» 所给文段
慧光是南北朝时代的义学高僧。俗姓杨,定州(今河北省定县)人,十三岁时,跟随父亲入洛阳,归依了佛陀扇多,不久,佛陀便度他出家,常为人讲经,有圣沙弥之称。佛陀以戒律为智慧的基本,令他先听讲《四分律》。既而回乡,受具足戒。后到洛阳参学,并贯通了南北方言,从事著述。当时译师有菩提流支、勒那摩提、佛陀扇多三家,分别翻译。助译者方言各异,以致传述分歧而发生争执。慧光也列席译场,他既谙习语言,常常为之沟通,完成译业。就在此时,他曾受教于勒那摩提,得其传授。后来撰成《十地经论疏》,发挥经论的奥旨,《地论》学派由此流传。他又注解《华严》、《涅槃》等经,并造《四分律疏》,删定《羯磨戒本》;又著有《玄宗论》《大乘律义章》等。但以上著述现存的只有《华严经义记》卷一的断片(现收入《大正藏》第八十五卷),其余都散佚了。东魏时(534—550),他任国僧都。北齐时(550—580),应召入邺都,住大觉寺,转任国统。学者称他为光统律师。后来在寺圆寂,年七十岁。

 

慧光是地论师南道派的开创者。关于《十地经论》的传译,在勒那摩提和菩提流支间,有不同的见解,从而勒那摩提的弟子慧光和菩提流支的弟子道宠之间,也显出师承的不同。这样《地论》的弘扬,以相州(即邺都)为中心,慧光、道宠南北两道分为两派。后来北道派受了摄论学派的影响,而有变化,南道派保持了纯粹的传统,并且名德辈出,独盛一时。慧光的著作虽多不传,但在他的再传弟子慧远所撰《大乘义章·八识义》中,看得出这派学说的特别主张,是说阿黎耶识即是如来藏自性清净心,亦即真如、法性,而为一切法缘起的本源。

 

慧光的弟子很多,传承他的地论学说的,有法上、僧范、道凭、慧顺、灵询、僧达、道慎、安廪、昙衍、昙遵、昙隐等,其中以法上为上首,道凭四传到智俨,开辟华严立宗的端绪,所以华严宗也可视为南道地论师系统的发展。

 

慧光又是四分律宗的开祖。《四分律》从北魏道复律师继承法聪,作科文式的《律疏》四卷以后,才打开研习的门径。慧光更根据律家的口传,继续研究,作《四分律疏》一百二十纸,并删定《羯磨戒本》,遂为法侣所传诵。每次开讲常有僧众千人列席,后世推他为四分律宗的开山。慧光弟子中传承四分律学系统的有道云、道晖、洪理以及曾宗奉道复的昙隐等。由道云三传至道宣,律宗乃完全建立。

» 任务
接着上面介绍慧光的文段往下续写。 这些记录取自另外的来源。

[数据集中的记录]

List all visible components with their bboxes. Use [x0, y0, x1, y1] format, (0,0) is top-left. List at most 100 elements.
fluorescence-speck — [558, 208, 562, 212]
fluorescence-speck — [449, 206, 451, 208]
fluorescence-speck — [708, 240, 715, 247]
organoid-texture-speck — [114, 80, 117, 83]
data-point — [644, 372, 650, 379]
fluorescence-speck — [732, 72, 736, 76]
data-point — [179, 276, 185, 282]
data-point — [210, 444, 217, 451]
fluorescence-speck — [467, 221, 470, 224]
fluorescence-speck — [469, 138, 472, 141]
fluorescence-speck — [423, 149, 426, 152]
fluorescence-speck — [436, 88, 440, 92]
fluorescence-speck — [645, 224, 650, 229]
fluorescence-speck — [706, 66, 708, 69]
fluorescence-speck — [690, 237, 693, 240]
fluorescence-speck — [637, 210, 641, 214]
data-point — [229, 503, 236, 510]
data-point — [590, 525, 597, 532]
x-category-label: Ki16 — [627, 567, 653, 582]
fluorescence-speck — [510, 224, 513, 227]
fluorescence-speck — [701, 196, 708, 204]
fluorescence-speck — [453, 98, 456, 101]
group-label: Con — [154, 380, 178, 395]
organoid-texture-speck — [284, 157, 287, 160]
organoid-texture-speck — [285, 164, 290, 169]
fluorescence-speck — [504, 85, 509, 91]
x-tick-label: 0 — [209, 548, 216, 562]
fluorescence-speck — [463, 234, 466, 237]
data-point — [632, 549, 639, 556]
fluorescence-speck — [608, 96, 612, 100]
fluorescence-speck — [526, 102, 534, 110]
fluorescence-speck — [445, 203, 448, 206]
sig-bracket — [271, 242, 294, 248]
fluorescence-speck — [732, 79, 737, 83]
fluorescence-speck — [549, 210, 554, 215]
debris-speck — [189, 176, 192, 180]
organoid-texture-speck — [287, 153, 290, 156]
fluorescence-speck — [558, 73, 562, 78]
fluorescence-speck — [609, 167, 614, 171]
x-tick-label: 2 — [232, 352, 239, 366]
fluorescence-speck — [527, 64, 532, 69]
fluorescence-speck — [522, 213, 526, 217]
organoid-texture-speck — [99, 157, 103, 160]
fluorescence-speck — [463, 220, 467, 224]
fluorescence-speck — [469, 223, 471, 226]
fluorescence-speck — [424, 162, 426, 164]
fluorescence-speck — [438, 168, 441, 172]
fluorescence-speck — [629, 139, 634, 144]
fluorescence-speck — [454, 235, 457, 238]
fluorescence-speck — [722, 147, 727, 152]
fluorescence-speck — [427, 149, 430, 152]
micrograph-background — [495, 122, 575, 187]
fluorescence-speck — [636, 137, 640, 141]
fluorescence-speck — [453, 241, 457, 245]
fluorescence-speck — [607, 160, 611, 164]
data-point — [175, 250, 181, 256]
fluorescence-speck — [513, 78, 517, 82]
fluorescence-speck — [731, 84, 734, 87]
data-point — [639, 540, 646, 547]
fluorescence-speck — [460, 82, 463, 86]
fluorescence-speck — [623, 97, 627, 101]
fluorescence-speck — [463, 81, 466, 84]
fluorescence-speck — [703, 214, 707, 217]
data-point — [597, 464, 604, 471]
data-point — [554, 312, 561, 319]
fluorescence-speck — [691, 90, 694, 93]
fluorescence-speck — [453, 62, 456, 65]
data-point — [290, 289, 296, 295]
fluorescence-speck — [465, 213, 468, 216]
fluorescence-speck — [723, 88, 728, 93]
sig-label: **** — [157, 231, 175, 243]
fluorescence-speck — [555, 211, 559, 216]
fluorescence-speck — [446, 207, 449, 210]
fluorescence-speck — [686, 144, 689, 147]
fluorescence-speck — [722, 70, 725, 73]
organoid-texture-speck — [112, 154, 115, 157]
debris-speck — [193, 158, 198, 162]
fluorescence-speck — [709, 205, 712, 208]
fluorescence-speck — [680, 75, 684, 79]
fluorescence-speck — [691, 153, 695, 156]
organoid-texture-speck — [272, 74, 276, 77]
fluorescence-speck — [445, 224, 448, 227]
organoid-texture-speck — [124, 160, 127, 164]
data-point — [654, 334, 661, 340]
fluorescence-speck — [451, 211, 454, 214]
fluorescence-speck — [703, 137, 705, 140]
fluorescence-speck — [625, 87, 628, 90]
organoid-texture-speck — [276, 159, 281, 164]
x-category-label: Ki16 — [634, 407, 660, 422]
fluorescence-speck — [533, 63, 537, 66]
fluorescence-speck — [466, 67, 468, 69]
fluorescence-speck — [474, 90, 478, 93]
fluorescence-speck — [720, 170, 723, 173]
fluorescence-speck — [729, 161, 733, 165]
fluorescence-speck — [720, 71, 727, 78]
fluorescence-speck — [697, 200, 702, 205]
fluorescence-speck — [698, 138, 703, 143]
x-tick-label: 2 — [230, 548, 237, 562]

» 输出结果
 

另外,慧光对于教判也有独到的见解。他有三教、四宗两种教判说。三教是说渐教、顿教和圆教。他说释迦一代的教法,为根机未熟的先说无常后说常,又先说空后说不空,渐次而说,这是渐教。为根机成熟的,于一法门具足说常与无常、空与不空、更无渐次,这是顿教。又为上达分段佛境的,说如来果德圆满自在的法门,这是圆教,也就是《华严经》所说。这种渐、顿、圆三教说,后来就成为‘南三北七’中北七教判的通相。四宗是说因缘宗、假名宗、诳相宗、常宗。慧光以为一代佛教中,第一、萨婆多部的毗昙学说,诸法各有体性,皆从六因四缘而生,可以称为因缘宗。第二、《成实论》说一切法皆无实体,但有假相假名,可以称为假名宗。第三、如《大品》及《三论》说诸法不但无有实体,即假相亦虚诳不实,可以称为诳相宗。第四、《涅槃》、《华严》等,说常住佛性,可以称为常宗。这个四宗教判,是慧光依《地论》南道派的主张对当时盛行的经典和学说所作的判断。(黄忏华)

 

二一 昙鸾(476—542)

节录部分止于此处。